▸ **STATED PROBLEM**
Extract each line holding the word "name" from the entries.

[Records from a collection of figures]
====

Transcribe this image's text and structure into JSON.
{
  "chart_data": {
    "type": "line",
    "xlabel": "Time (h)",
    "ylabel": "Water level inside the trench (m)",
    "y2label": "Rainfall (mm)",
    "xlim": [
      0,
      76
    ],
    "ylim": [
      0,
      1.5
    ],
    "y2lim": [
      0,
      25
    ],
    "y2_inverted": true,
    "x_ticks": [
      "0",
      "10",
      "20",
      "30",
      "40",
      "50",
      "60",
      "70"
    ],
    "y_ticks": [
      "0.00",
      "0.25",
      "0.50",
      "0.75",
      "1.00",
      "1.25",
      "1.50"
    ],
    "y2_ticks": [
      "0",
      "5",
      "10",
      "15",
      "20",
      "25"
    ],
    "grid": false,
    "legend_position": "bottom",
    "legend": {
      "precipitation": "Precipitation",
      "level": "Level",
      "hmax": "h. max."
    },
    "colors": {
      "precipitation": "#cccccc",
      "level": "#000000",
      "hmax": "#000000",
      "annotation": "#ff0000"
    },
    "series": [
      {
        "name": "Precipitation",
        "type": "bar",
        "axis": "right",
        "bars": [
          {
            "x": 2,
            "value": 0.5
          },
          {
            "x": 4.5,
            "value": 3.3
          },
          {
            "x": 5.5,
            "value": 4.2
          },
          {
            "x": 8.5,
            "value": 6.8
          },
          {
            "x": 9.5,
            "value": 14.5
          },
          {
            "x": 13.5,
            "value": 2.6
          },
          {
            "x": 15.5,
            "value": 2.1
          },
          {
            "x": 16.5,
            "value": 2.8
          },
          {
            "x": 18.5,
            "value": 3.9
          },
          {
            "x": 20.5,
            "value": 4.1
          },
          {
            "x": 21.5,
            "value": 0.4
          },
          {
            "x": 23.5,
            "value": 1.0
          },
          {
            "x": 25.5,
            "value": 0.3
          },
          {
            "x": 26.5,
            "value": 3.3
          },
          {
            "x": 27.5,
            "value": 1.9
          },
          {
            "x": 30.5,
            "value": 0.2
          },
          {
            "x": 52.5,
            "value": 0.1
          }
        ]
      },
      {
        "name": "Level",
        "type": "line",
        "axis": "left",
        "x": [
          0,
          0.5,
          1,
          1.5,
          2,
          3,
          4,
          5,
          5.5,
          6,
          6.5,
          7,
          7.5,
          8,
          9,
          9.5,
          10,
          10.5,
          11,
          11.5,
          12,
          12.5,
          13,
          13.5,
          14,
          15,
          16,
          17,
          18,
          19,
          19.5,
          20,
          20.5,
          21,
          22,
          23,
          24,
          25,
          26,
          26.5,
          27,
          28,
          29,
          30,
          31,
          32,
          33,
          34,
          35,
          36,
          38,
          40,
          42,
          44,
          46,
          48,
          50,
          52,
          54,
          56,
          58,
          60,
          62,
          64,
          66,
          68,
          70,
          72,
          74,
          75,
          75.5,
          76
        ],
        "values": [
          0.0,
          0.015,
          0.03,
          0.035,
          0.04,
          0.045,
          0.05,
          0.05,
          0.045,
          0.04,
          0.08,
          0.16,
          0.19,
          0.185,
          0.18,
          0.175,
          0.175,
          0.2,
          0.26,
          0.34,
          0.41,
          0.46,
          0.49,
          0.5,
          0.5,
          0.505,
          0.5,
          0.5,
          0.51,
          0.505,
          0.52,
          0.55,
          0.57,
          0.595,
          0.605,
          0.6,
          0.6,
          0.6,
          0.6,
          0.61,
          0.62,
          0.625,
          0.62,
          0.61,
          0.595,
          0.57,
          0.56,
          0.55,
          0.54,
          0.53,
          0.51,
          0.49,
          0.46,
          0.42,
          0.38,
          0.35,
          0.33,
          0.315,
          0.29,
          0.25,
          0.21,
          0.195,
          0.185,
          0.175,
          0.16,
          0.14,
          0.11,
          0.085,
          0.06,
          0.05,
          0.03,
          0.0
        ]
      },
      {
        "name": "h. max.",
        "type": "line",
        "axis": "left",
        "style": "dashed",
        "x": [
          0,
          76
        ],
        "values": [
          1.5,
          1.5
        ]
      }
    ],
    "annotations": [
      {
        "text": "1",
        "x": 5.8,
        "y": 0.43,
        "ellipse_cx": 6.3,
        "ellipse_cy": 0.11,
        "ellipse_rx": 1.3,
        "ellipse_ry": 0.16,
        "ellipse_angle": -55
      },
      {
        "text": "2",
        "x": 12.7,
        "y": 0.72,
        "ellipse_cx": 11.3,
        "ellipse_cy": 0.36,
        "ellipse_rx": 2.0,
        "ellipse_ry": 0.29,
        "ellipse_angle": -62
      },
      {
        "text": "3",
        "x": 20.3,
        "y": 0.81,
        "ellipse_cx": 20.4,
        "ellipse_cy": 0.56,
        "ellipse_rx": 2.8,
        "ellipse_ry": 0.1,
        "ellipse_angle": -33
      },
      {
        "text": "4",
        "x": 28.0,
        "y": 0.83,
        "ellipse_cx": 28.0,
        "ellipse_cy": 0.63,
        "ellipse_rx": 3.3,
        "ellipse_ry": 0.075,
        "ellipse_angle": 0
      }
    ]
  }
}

====

▸ **EXERCISE SOLUTION**
        "name": "Precipitation",
        "name": "Level",
        "name": "h. max.",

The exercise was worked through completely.